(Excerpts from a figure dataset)

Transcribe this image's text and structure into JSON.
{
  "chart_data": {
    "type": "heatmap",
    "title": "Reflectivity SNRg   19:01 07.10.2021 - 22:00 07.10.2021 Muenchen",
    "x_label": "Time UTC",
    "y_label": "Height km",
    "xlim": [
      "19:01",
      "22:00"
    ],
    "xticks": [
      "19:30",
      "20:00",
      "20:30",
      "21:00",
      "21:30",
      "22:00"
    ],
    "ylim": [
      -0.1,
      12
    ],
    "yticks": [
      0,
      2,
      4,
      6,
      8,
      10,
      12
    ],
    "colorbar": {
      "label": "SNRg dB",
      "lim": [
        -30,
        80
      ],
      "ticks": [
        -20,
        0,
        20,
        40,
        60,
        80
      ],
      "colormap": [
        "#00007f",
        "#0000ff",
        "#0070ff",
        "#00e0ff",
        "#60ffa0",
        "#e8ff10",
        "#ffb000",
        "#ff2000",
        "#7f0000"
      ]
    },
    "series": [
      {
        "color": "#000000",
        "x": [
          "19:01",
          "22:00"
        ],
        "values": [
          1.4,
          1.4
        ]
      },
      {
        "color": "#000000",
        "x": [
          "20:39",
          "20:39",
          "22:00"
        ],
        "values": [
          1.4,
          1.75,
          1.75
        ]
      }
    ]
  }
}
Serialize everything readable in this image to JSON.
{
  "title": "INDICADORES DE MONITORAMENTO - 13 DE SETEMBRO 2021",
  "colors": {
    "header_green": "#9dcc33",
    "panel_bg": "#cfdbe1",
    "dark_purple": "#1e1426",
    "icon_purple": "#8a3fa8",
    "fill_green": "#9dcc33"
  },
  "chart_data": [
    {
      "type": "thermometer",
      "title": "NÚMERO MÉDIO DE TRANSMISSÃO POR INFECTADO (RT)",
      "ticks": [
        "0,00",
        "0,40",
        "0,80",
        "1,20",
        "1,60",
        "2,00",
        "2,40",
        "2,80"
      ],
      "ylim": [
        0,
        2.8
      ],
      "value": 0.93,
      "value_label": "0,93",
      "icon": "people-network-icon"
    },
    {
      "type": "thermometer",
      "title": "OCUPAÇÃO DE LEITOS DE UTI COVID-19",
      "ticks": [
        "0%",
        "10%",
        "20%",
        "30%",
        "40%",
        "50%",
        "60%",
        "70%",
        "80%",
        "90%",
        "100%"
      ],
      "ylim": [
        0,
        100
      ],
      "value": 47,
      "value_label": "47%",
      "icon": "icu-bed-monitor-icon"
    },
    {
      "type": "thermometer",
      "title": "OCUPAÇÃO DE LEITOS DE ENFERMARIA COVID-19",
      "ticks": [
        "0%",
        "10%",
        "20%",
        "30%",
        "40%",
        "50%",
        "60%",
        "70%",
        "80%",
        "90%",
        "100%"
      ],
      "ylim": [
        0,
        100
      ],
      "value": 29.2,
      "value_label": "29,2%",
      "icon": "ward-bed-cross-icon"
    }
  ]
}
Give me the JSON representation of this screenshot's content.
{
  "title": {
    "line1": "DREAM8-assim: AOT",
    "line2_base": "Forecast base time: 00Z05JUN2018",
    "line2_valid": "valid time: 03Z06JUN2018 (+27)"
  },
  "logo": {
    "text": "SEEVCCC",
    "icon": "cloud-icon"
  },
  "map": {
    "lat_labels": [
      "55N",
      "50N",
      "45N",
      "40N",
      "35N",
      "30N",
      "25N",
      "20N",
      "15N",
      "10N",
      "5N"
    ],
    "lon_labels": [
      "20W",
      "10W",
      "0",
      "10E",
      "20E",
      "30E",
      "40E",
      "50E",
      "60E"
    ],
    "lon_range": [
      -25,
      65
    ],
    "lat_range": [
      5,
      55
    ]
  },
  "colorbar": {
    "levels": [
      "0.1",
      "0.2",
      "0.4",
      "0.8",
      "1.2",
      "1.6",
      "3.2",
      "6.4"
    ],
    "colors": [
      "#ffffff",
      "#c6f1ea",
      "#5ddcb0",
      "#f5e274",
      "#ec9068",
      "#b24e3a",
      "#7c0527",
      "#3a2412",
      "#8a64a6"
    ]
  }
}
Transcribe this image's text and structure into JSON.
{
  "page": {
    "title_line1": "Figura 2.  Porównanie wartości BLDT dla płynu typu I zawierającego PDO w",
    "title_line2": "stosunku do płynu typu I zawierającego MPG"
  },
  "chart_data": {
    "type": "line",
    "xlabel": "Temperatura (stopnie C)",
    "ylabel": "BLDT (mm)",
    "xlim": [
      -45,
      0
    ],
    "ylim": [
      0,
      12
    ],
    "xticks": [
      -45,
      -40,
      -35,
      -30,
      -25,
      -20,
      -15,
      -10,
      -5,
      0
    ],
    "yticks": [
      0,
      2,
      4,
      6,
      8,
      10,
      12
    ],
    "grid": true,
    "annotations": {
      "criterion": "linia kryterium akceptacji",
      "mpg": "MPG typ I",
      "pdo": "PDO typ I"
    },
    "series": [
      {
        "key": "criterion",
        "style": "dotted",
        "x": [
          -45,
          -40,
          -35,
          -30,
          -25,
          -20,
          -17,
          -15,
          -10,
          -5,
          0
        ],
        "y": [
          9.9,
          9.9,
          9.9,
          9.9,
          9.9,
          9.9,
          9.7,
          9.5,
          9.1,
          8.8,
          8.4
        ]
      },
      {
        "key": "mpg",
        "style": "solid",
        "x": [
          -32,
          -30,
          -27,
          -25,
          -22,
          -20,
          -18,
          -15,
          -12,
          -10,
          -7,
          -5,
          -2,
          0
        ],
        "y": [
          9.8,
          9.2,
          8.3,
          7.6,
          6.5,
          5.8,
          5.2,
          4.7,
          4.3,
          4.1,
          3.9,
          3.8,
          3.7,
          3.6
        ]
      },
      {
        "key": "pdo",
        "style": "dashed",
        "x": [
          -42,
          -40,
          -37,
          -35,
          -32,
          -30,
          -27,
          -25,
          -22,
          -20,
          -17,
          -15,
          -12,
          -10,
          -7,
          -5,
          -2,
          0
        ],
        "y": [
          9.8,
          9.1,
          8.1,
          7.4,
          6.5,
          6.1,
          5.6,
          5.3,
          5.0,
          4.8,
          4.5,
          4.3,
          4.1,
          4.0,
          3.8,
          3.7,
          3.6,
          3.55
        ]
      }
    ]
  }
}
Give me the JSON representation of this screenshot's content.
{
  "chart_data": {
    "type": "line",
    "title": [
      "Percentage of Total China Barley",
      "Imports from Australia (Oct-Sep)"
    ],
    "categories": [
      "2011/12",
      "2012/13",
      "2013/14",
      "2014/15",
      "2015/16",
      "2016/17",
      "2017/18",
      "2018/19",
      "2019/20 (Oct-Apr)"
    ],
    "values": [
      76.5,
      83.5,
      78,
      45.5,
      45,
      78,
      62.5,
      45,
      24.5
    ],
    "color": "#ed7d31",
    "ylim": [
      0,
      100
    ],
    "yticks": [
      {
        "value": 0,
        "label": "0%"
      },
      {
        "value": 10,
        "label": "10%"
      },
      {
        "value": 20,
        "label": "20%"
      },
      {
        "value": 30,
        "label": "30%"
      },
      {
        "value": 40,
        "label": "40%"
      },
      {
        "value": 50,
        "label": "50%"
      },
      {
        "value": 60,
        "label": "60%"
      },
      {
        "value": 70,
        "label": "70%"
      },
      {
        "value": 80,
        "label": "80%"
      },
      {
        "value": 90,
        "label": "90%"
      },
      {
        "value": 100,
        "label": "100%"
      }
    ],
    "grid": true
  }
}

- [Written instruction]:
Locate all lines holding the word "płynu", then copy them out.

- [Completed task]:
    "title_line1": "Figura 2.  Porównanie wartości BLDT dla płynu typu I zawierającego PDO w",
    "title_line2": "stosunku do płynu typu I zawierającego MPG"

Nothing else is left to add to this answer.